RECORDS FOR THE TASK
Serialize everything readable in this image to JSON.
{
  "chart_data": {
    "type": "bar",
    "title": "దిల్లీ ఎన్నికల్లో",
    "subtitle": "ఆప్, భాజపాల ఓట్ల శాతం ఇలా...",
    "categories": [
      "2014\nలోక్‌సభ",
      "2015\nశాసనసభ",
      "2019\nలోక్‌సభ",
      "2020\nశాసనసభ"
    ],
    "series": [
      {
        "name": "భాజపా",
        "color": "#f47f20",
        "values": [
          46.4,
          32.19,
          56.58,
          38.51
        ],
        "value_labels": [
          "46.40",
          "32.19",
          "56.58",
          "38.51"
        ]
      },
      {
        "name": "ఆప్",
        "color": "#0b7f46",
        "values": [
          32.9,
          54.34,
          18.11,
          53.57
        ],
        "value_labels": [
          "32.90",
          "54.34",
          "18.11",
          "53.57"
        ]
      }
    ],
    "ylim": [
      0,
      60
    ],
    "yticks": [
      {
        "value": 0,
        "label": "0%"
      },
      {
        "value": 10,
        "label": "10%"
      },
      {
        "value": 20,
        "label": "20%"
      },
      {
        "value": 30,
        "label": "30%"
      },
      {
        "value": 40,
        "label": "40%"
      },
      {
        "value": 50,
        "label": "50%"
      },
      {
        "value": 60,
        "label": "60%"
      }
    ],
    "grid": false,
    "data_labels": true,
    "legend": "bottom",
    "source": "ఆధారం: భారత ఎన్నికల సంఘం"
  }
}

==

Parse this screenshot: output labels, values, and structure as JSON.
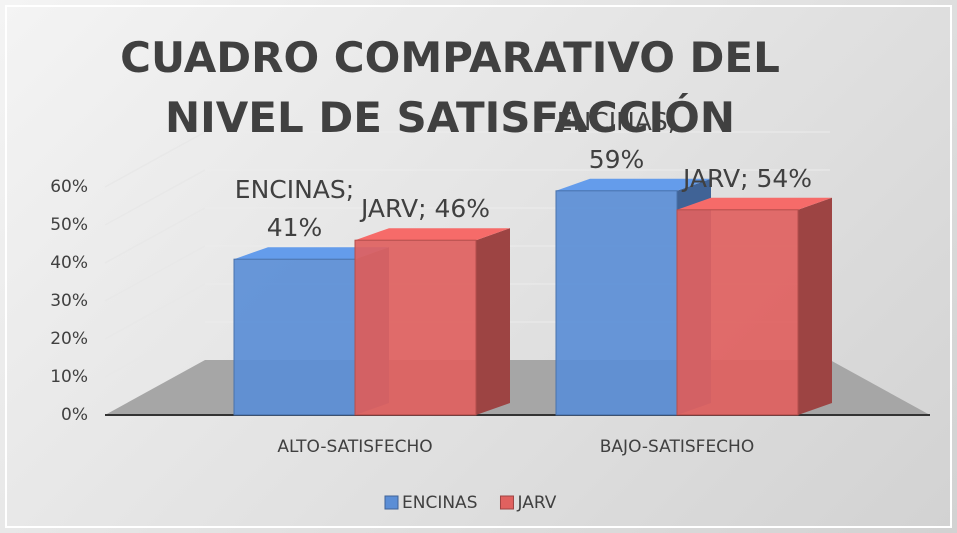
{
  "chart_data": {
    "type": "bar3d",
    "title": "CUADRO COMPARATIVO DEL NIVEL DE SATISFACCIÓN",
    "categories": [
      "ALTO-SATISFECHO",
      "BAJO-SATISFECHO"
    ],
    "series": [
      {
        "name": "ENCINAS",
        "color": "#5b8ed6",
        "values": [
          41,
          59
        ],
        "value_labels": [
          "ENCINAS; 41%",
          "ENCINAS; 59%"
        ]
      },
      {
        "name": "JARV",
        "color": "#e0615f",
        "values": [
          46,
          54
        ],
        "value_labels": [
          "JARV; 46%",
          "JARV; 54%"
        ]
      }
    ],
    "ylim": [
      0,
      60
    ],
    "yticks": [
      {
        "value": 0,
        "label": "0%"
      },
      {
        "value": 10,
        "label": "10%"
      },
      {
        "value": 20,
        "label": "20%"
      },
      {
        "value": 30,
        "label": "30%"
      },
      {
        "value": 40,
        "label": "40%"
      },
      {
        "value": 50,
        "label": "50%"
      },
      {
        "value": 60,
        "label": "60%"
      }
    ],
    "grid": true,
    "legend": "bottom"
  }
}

---

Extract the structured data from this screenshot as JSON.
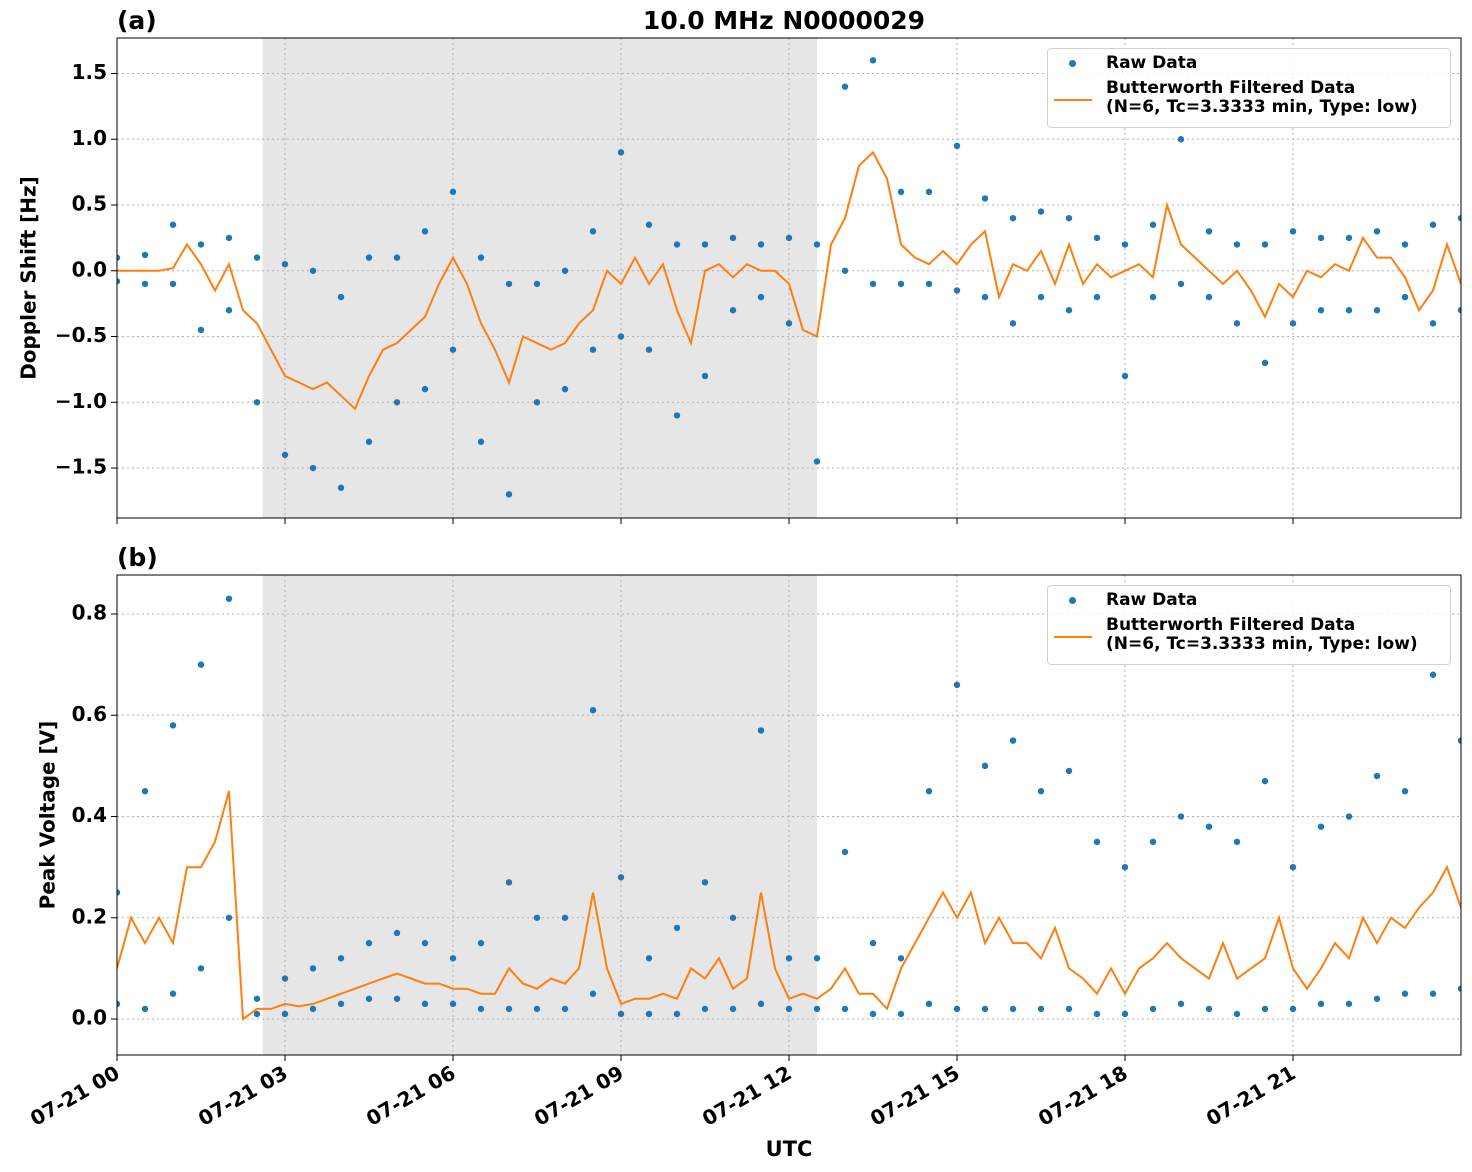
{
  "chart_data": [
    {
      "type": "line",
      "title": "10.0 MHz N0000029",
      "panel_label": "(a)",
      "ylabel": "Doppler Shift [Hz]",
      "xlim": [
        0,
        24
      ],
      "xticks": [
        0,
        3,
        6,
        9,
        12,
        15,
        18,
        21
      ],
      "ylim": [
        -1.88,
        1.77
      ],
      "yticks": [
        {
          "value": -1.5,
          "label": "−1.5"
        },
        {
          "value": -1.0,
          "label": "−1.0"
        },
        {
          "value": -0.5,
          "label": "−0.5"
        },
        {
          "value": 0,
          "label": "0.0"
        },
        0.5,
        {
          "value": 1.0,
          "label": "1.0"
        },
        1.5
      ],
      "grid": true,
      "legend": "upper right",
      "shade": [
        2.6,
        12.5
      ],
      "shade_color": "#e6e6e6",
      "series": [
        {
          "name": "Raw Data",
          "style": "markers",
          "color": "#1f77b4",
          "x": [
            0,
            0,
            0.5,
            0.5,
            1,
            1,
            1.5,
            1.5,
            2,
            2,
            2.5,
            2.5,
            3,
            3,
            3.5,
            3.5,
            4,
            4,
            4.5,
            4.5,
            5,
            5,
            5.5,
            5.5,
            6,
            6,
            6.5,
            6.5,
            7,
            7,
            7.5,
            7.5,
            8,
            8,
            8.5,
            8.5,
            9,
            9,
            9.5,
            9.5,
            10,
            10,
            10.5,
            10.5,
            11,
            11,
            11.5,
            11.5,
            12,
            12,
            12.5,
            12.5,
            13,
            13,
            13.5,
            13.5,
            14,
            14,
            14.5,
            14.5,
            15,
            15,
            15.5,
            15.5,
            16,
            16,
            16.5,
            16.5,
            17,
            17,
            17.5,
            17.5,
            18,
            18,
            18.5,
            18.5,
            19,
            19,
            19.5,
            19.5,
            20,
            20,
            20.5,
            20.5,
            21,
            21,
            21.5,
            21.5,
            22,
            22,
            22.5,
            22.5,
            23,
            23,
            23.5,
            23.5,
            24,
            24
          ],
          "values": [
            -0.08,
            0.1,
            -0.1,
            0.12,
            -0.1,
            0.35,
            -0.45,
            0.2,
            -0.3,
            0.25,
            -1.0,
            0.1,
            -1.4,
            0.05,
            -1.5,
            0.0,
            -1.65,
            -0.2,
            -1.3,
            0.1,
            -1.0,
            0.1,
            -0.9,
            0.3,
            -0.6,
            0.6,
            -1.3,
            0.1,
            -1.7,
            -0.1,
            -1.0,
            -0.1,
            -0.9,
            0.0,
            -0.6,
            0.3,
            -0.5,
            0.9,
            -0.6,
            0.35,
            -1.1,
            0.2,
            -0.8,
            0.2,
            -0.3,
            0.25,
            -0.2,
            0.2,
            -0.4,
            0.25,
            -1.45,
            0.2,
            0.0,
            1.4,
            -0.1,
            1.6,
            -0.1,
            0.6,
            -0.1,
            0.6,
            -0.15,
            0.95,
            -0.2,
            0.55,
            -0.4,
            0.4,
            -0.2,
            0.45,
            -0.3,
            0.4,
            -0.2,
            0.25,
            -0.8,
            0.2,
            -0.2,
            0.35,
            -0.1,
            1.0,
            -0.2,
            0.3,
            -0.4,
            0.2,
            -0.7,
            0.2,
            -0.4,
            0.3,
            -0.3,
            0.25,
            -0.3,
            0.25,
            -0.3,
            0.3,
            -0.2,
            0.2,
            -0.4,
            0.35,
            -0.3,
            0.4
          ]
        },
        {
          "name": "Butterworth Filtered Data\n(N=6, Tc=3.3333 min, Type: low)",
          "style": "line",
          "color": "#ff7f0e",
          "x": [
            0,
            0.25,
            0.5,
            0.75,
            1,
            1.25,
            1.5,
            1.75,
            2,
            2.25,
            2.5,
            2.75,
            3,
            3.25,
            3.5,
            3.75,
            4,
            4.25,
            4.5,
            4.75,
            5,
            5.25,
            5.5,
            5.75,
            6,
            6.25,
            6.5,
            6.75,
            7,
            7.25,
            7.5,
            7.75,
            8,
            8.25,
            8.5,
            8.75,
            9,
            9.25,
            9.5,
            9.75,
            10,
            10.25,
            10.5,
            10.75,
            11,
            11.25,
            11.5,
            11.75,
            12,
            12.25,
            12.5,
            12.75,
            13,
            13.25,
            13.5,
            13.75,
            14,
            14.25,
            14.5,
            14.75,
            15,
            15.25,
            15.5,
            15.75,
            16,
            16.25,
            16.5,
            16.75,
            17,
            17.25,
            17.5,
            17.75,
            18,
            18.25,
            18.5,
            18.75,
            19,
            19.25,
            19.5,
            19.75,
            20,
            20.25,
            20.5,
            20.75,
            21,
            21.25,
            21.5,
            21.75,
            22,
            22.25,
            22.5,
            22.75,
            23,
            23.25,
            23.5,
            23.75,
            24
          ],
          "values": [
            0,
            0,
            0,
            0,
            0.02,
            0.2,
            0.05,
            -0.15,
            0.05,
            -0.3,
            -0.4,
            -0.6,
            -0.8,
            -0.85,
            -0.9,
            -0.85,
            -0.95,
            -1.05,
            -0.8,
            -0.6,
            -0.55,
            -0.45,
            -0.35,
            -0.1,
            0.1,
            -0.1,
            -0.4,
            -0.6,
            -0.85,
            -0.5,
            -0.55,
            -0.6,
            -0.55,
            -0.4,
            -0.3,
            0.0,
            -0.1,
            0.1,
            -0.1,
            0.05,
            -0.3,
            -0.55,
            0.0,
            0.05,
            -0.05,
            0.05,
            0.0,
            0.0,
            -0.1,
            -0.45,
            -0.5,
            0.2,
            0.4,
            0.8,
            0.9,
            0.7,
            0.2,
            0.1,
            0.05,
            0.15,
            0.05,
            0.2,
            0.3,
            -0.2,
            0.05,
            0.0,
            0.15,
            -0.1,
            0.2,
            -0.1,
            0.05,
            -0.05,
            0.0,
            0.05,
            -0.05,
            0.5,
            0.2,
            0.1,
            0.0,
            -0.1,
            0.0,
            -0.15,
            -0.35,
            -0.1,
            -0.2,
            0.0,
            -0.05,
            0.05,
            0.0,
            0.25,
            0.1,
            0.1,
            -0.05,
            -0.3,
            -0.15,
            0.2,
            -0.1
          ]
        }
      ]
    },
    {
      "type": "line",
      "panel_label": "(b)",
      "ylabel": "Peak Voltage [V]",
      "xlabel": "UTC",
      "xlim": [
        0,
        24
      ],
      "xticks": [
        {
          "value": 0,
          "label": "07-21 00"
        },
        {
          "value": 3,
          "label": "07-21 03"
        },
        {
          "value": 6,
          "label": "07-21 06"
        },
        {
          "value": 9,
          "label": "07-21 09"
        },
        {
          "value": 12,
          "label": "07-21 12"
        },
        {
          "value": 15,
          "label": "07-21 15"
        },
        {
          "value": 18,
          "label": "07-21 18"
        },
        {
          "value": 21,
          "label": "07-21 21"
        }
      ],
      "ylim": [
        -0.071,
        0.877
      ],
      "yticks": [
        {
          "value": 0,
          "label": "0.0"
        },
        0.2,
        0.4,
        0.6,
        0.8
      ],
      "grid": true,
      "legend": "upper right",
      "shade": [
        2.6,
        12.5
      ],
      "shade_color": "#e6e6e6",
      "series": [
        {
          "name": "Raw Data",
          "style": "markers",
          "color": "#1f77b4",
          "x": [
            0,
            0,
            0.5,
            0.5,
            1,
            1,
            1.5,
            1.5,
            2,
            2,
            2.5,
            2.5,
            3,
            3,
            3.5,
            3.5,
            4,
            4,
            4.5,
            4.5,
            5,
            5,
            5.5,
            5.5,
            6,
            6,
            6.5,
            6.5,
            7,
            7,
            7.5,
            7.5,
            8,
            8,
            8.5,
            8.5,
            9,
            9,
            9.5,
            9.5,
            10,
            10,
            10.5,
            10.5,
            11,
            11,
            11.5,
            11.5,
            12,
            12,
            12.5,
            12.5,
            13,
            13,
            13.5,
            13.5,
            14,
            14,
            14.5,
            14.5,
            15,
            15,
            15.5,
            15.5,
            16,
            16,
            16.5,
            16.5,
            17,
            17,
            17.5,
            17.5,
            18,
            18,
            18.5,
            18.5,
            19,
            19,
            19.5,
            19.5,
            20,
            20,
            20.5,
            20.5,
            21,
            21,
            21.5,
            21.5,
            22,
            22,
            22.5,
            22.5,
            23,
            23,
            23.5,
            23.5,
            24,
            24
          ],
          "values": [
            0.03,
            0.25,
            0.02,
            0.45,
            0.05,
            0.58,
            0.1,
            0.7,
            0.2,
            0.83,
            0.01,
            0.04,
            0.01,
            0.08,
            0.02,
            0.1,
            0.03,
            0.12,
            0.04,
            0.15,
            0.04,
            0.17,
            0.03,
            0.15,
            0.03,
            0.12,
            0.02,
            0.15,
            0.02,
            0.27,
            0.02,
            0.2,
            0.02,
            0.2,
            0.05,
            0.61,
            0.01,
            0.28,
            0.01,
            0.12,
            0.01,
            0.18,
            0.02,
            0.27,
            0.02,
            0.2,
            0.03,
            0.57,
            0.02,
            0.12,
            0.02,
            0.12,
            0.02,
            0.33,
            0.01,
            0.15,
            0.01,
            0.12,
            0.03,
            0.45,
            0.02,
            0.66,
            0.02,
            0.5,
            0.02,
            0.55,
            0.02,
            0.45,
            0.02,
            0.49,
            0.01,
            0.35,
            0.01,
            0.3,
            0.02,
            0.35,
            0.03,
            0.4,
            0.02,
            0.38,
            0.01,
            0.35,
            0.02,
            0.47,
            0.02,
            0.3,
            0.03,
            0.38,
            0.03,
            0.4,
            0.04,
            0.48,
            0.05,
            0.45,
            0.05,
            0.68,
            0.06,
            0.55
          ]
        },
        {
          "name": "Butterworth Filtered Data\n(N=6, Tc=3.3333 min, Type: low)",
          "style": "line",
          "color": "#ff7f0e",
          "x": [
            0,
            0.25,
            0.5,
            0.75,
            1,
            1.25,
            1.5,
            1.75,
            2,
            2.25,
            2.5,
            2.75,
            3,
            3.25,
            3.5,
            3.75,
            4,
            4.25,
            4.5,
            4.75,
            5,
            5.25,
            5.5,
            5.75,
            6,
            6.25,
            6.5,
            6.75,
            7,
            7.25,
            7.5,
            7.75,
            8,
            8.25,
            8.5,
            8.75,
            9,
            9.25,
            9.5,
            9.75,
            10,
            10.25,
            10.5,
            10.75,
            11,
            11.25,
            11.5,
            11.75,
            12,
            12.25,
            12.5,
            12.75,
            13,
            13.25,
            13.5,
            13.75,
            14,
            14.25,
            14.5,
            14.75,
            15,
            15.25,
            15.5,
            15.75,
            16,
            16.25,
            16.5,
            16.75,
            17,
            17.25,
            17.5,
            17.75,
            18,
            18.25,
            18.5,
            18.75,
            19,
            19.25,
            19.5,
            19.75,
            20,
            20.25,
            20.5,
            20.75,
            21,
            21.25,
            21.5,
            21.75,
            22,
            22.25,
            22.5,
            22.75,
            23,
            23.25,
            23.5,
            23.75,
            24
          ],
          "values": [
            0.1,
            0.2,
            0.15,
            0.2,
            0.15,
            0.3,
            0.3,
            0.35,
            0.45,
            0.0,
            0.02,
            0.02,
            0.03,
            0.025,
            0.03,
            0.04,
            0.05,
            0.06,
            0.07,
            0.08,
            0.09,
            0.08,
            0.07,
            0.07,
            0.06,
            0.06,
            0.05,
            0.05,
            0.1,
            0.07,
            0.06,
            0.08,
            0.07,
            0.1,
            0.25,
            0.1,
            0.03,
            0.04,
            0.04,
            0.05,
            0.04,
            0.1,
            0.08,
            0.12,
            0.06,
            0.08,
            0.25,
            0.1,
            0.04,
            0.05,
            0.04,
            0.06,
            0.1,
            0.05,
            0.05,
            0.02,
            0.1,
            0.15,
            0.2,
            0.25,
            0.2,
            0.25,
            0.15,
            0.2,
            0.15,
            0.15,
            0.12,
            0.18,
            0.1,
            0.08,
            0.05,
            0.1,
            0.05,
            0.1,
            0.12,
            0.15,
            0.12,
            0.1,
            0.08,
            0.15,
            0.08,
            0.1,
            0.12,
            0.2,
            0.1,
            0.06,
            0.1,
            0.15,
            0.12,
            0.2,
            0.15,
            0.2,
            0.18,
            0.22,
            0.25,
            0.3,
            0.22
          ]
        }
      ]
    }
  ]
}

TASK TO CARRY OUT
Collect every line above that contains the word "ylabel".

WRITTEN REPLY
      "ylabel": "Doppler Shift [Hz]",
      "ylabel": "Peak Voltage [V]",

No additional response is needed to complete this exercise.